+++ EXTRAIT +++

Conseil Conc., 20 avril 2004, n° 04-D-14
CONSEIL DE LA CONCURRENCE
Décision
Saisine de M. et Mme X, concernant un refus d'insertion d'annonces publicitaires
COMPOSITION DE LA JURIDICTION
Délibéré, sur le rapport oral de Mme Bleys, par M. Jenny, vice-président, présidant la séance, Mme Pasturel, M. Nasse, vice-présidents.
Le Conseil de la concurrence (formation permanente),
Vu la lettre enregistrée le 29 février 2000, sous le numéro F 1220-M 260, par laquelle M. et Mme X, directeurs de l'institution d'enseignement privé "Pierre Grise", ont saisi le Conseil de la concurrence de pratiques mises en œuvre par la société d'édition "Famille Educatrice" et sa régie, la société Publicat, qu'ils estiment contraires aux dispositions des articles L. 420-1 et L. 420-2 du Code de commerce ; Vu le livre IV du Code de commerce, le Décret n° 86-1309 du 29 décembre 1986 modifié, fixant les conditions d'application de l'ordonnance n° 86-1243 du 1er décembre 1986 et le Décret n° 2002-689 du 30 avril 2002 fixant les conditions d'application du livre IV du Code de commerce ; Vu la décision n° 00-MC-06 du 18 mai 2000 par laquelle le Conseil a rejeté la demande de mesures conservatoires de M. et Mme X; Vu la lettre en date du 25 novembre 2003, par laquelle la présidente du Conseil de la concurrence a informé les parties que la présente affaire serait examinée sans établissement d'un rapport, en application de l'article L. 463-3 du Code de commerce ; Vu les autres pièces du dossier ; Vu les observations présentées par M. X, directeur de Pierre Grise, la société d'édition "Famille Educatrice" et le commissaire du Gouvernement ; La rapporteure, la rapporteure générale adjointe, le commissaire du Gouvernement, les représentants de l'Institution de Pierre Grise et de la société d'édition "Famille Educatrice", entendus au cours de la séance du 24 février 2004 ; Adopte la décision suivante :
I - Constatations
A - LE SECTEUR
1. Environ deux millions d'élèves sont scolarisés dans des établissements d'enseignement privé, qu'il s'agisse d'écoles sous contrat d'association avec l'Etat ou d'écoles hors contrat.

+++ DONNÉES FOURNIES +++

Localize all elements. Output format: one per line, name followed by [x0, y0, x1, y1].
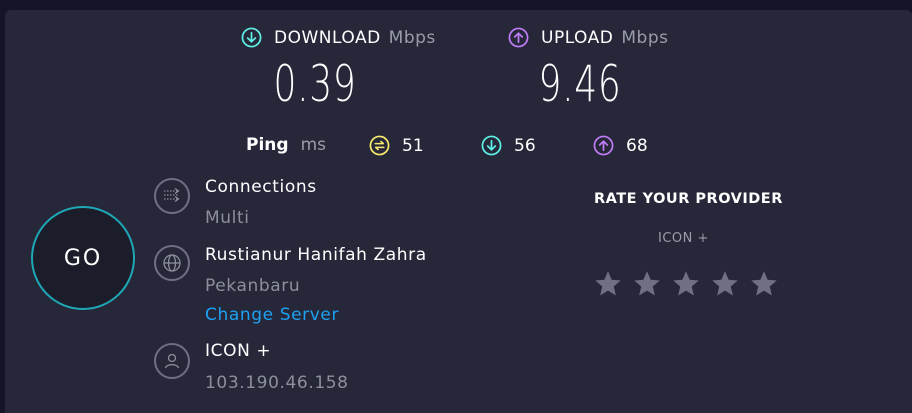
star-icon[interactable]: [632, 269, 662, 299]
server-name: Rustianur Hanifah Zahra: [205, 245, 427, 265]
ping-download: 56: [481, 135, 536, 156]
arrow-up-circle-icon: [508, 27, 529, 48]
provider-name: ICON +: [205, 341, 272, 361]
download-unit: Mbps: [388, 27, 436, 48]
star-icon[interactable]: [671, 269, 701, 299]
connections-title: Connections: [205, 177, 317, 197]
ping-unit: ms: [300, 135, 326, 155]
upload-unit: Mbps: [621, 27, 669, 48]
arrow-down-circle-icon: [241, 27, 262, 48]
upload-label: UPLOAD: [541, 27, 614, 48]
ping-upload-value: 68: [626, 135, 648, 156]
jitter-circle-icon: [369, 135, 390, 156]
download-value: 0.39: [273, 55, 357, 113]
go-button[interactable]: GO: [31, 206, 135, 310]
star-icon[interactable]: [749, 269, 779, 299]
ping-row: Ping ms 51 56 68: [5, 135, 912, 159]
ping-label-group: Ping ms: [246, 135, 326, 155]
change-server-link[interactable]: Change Server: [205, 305, 339, 325]
star-icon[interactable]: [593, 269, 623, 299]
speedtest-panel: DOWNLOAD Mbps 0.39 UPLOAD Mbps 9.46 Ping…: [5, 10, 912, 413]
user-glyph: [164, 353, 180, 369]
rate-title: RATE YOUR PROVIDER: [594, 191, 783, 207]
connections-icon[interactable]: [154, 178, 190, 214]
download-header: DOWNLOAD Mbps: [241, 27, 436, 48]
ping-idle: 51: [369, 135, 424, 156]
upload-value: 9.46: [538, 55, 622, 113]
globe-icon: [154, 245, 190, 281]
server-location: Pekanbaru: [205, 276, 301, 296]
user-icon: [154, 343, 190, 379]
ping-download-value: 56: [514, 135, 536, 156]
globe-glyph: [163, 254, 181, 272]
arrow-up-circle-icon: [593, 135, 614, 156]
upload-header: UPLOAD Mbps: [508, 27, 668, 48]
star-icon[interactable]: [710, 269, 740, 299]
ping-upload: 68: [593, 135, 648, 156]
ping-label: Ping: [246, 135, 289, 155]
star-rating: [593, 269, 779, 299]
provider-ip: 103.190.46.158: [205, 373, 349, 393]
arrow-down-circle-icon: [481, 135, 502, 156]
download-label: DOWNLOAD: [274, 27, 381, 48]
connections-glyph: [164, 188, 180, 202]
connections-value[interactable]: Multi: [205, 208, 250, 228]
rate-provider-name: ICON +: [658, 231, 709, 246]
ping-idle-value: 51: [402, 135, 424, 156]
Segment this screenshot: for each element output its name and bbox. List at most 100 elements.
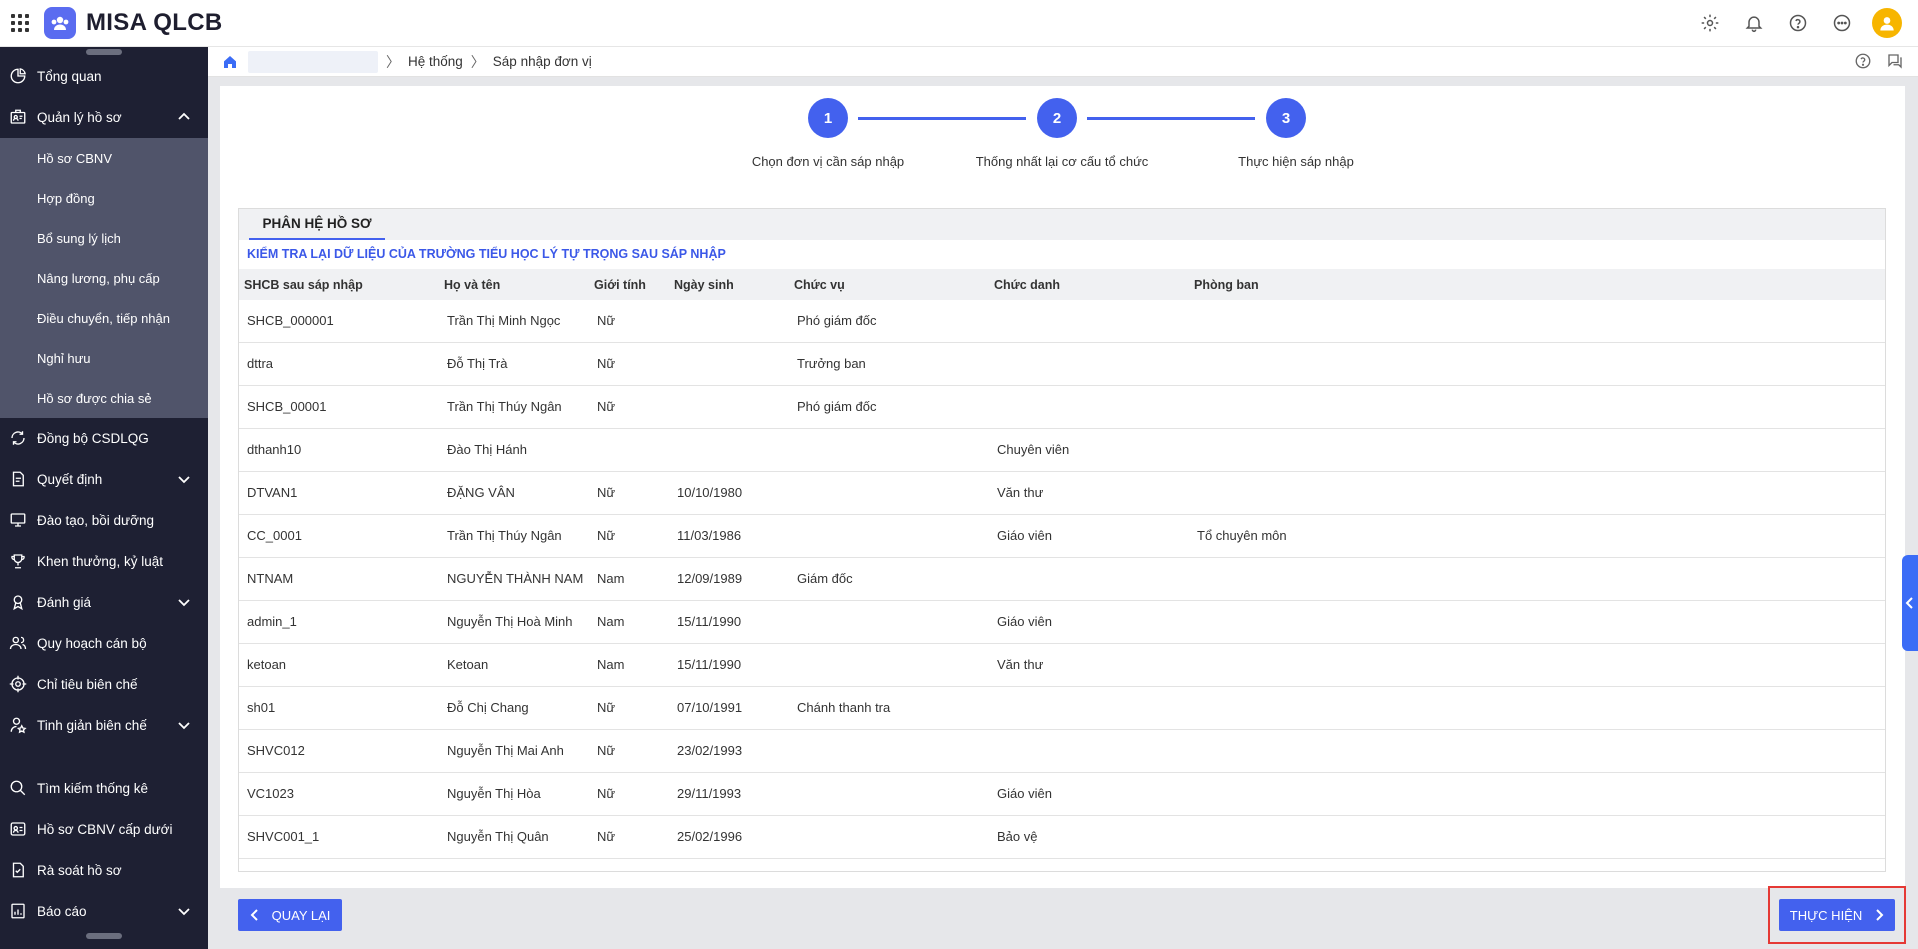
breadcrumb-label: Sáp nhập đơn vị [492,54,592,69]
section-subtitle: KIỂM TRA LẠI DỮ LIỆU CỦA TRƯỜNG TIỂU HỌC… [247,247,726,261]
chevron-left-icon [250,909,258,921]
step-1-circle[interactable]: 1 [808,98,848,138]
sidebar-item-ra-soat[interactable]: Rà soát hồ sơ [0,850,208,890]
top-bar: MISA QLCB [0,0,1918,47]
cell-ho-ten: Nguyễn Thị Hòa [447,786,541,801]
breadcrumb-label: Hệ thống [408,54,463,69]
sidebar-subitem-nghi-huu[interactable]: Nghỉ hưu [0,338,208,378]
table-row[interactable]: CC_0001 Trần Thị Thúy Ngân Nữ 11/03/1986 Giá… [239,515,1885,558]
sidebar-subitem-ho-so-chia-se[interactable]: Hồ sơ được chia sẻ [0,378,208,418]
user-star-icon [8,715,28,735]
sidebar-item-label: Đánh giá [37,594,92,610]
cell-ngay-sinh: 23/02/1993 [677,743,743,758]
sidebar-item-quy-hoach[interactable]: Quy hoạch cán bộ [0,623,208,663]
cell-ho-ten: Trần Thị Minh Ngọc [447,313,561,328]
cell-gioi-tinh: Nam [597,657,625,672]
column-header-chuc-danh[interactable]: Chức danh [994,278,1060,292]
sidebar-item-tim-kiem[interactable]: Tìm kiếm thống kê [0,768,208,808]
column-header-gioi-tinh[interactable]: Giới tính [594,278,646,292]
column-header-phong-ban[interactable]: Phòng ban [1194,278,1259,292]
cell-gioi-tinh: Nam [597,614,625,629]
feedback-icon[interactable] [1886,52,1904,73]
sidebar-subitem-bo-sung-ly-lich[interactable]: Bổ sung lý lịch [0,218,208,258]
sidebar-subitem-nang-luong[interactable]: Nâng lương, phụ cấp [0,258,208,298]
table-row[interactable]: dttra Đỗ Thị Trà Nữ Trưởng ban [239,343,1885,386]
sidebar-item-quan-ly-ho-so[interactable]: Quản lý hồ sơ [0,97,208,137]
sidebar-scroll-down[interactable] [86,933,122,939]
sidebar-item-label: Đào tạo, bồi dưỡng [37,512,154,528]
cell-ho-ten: Nguyễn Thị Mai Anh [447,743,564,758]
cell-gioi-tinh: Nữ [597,356,616,371]
cell-ngay-sinh: 10/10/1980 [677,485,743,500]
sidebar-subitem-dieu-chuyen[interactable]: Điều chuyển, tiếp nhận [0,298,208,338]
table-row[interactable]: SHVC012 Nguyễn Thị Mai Anh Nữ 23/02/1993 [239,730,1885,773]
cell-chuc-danh: Bảo vệ [997,829,1038,844]
column-header-chuc-vu[interactable]: Chức vụ [794,278,845,292]
table-row[interactable]: SHCB_00001 Trần Thị Thúy Ngân Nữ Phó giám đ… [239,386,1885,429]
cell-ho-ten: ĐẶNG VÂN [447,485,515,500]
page-help-icon[interactable] [1854,52,1872,73]
step-3-circle[interactable]: 3 [1266,98,1306,138]
table-row[interactable]: SHVC001_1 Nguyễn Thị Quân Nữ 25/02/1996 Bảo … [239,816,1885,859]
pie-chart-icon [8,66,28,86]
back-button[interactable]: QUAY LẠI [238,899,342,931]
home-icon[interactable] [220,52,240,72]
sidebar-item-bao-cao[interactable]: Báo cáo [0,891,208,931]
document-icon [8,469,28,489]
cell-gioi-tinh: Nam [597,571,625,586]
cell-gioi-tinh: Nữ [597,700,616,715]
column-header-ho-ten[interactable]: Họ và tên [444,278,500,292]
collapse-panel-handle[interactable] [1902,555,1918,651]
settings-icon[interactable] [1696,9,1724,37]
sidebar-item-tinh-gian[interactable]: Tinh giản biên chế [0,705,208,745]
chevron-right-icon: 〉 [386,53,400,70]
table-row[interactable]: DTVAN1 ĐẶNG VÂN Nữ 10/10/1980 Văn thư [239,472,1885,515]
monitor-icon [8,510,28,530]
sidebar-subitem-ho-so-cbnv[interactable]: Hồ sơ CBNV [0,138,208,178]
cell-chuc-vu: Trưởng ban [797,356,866,371]
step-2-circle[interactable]: 2 [1037,98,1077,138]
cell-ho-ten: Nguyễn Thị Quân [447,829,549,844]
tab-phan-he-ho-so[interactable]: PHÂN HỆ HỒ SƠ [249,209,385,240]
table-row[interactable]: ketoan Ketoan Nam 15/11/1990 Văn thư [239,644,1885,687]
table-row[interactable]: NTNAM NGUYỄN THÀNH NAM Nam 12/09/1989 Giám đ… [239,558,1885,601]
table-row[interactable]: SHCB_000001 Trần Thị Minh Ngọc Nữ Phó giám … [239,300,1885,343]
sidebar-item-label: Tổng quan [37,68,102,84]
execute-button[interactable]: THỰC HIỆN [1779,899,1895,931]
sidebar-item-label: Tinh giản biên chế [37,717,147,733]
sidebar-item-ho-so-cap-duoi[interactable]: Hồ sơ CBNV cấp dưới [0,809,208,849]
sidebar-item-dong-bo[interactable]: Đồng bộ CSDLQG [0,418,208,458]
sidebar-scroll-up[interactable] [86,49,122,55]
user-avatar[interactable] [1872,8,1902,38]
table-row[interactable]: sh01 Đỗ Chị Chang Nữ 07/10/1991 Chánh thanh … [239,687,1885,730]
cell-chuc-danh: Giáo viên [997,786,1052,801]
id-card-icon [8,107,28,127]
back-button-label: QUAY LẠI [271,907,331,923]
cell-ho-ten: Đỗ Chị Chang [447,700,529,715]
column-header-shcb[interactable]: SHCB sau sáp nhập [244,278,363,292]
cell-ho-ten: NGUYỄN THÀNH NAM [447,571,584,586]
sidebar-item-danh-gia[interactable]: Đánh giá [0,582,208,622]
cell-gioi-tinh: Nữ [597,786,616,801]
more-icon[interactable] [1828,9,1856,37]
sidebar-item-dao-tao[interactable]: Đào tạo, bồi dưỡng [0,500,208,540]
column-header-ngay-sinh[interactable]: Ngày sinh [674,278,734,292]
app-launcher-icon[interactable] [0,0,40,47]
table-row[interactable]: dthanh10 Đào Thị Hánh Chuyên viên [239,429,1885,472]
cell-gioi-tinh: Nữ [597,399,616,414]
breadcrumb-item-he-thong[interactable]: 〉 Hệ thống [386,52,463,72]
sync-icon [8,428,28,448]
chevron-down-icon [174,592,194,612]
cell-chuc-danh: Văn thư [997,657,1044,672]
help-icon[interactable] [1784,9,1812,37]
table-row[interactable]: VC1023 Nguyễn Thị Hòa Nữ 29/11/1993 Giáo viê… [239,773,1885,816]
sidebar-item-quyet-dinh[interactable]: Quyết định [0,459,208,499]
bell-icon[interactable] [1740,9,1768,37]
sidebar-subitem-hop-dong[interactable]: Hợp đồng [0,178,208,218]
sidebar-item-khen-thuong[interactable]: Khen thưởng, kỷ luật [0,541,208,581]
cell-shcb: dthanh10 [247,442,302,457]
cell-chuc-vu: Phó giám đốc [797,399,877,414]
sidebar-item-tong-quan[interactable]: Tổng quan [0,56,208,96]
table-row[interactable]: admin_1 Nguyễn Thị Hoà Minh Nam 15/11/1990 G… [239,601,1885,644]
sidebar-item-chi-tieu[interactable]: Chỉ tiêu biên chế [0,664,208,704]
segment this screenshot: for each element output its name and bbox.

+++

EXERCICE A:
Selon la décision du Conseil de la concurrence, à quelle date la séance où les parties ont été entendues s'est-elle tenue ?
EXERCICE B:
Poursuivez la décision du Conseil de la concurrence à partir de sa dernière phrase.

RÉPONSE A:
Le 24 février 2004.

RÉPONSE B:
2. Les établissements privés hors contrat, beaucoup moins nombreux que les établissements sous contrat d'association avec l'Etat, sont inscrits auprès du ministère de l'Education nationale mais ne subissent aucun contrôle pédagogique et sont libres dans l'organisation des études. Leur création est soumise à une déclaration préalable auprès du maire de la commune d'implantation, du Procureur de la République, du recteur d'académie et enfin du préfet. Les enseignants ne sont pas tenus d'être titulaires des diplômes et concours requis pour enseigner dans l'enseignement public et privé sous contrat. Les frais sont en totalité à la charge des familles (rémunération des professeurs, entretien des locaux et frais de fonctionnement).
1. L'INSTITUTION PIERRE GRISE
3. L'institution Pierre Grise est un établissement privé d'enseignement général, hors contrat, relevant des lois Falloux et Gobelet et entièrement indépendant de la direction diocésaine de l'enseignement catholique du Maine-et-Loire.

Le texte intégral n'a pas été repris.